'''

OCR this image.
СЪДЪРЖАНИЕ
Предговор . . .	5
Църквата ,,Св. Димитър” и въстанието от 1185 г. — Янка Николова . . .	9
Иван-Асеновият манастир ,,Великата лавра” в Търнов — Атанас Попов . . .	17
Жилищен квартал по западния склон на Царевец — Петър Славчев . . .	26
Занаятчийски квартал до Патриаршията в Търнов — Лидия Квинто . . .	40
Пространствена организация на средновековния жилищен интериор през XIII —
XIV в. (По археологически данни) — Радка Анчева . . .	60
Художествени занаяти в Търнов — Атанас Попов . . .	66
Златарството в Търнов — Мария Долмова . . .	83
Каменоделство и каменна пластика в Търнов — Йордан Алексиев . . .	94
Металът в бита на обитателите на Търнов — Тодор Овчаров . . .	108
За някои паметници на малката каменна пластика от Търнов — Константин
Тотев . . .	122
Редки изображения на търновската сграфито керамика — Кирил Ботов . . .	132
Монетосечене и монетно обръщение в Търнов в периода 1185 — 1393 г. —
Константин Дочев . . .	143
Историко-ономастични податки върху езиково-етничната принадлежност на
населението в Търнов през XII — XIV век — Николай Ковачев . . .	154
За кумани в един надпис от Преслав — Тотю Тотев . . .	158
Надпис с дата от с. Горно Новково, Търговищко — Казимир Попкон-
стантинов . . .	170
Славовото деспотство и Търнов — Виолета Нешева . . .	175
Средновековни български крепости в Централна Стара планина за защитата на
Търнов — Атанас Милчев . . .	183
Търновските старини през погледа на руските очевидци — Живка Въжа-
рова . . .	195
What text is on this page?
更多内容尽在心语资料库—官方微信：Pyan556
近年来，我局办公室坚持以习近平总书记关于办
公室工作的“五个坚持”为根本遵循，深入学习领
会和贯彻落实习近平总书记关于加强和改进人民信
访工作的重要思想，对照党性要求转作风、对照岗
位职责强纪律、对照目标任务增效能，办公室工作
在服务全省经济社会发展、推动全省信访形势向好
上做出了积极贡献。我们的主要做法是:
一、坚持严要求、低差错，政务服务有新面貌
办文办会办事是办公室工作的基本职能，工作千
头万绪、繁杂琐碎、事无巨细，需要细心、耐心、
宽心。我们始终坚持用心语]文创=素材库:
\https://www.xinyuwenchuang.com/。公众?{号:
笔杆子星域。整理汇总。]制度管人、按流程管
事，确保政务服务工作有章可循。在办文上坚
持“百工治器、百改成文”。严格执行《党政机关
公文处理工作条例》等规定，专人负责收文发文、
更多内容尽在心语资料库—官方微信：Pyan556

'''

## Written task
Only the number is wanted: how many lines in the preceding entries hold the string "през"?

## Result of the exercise
3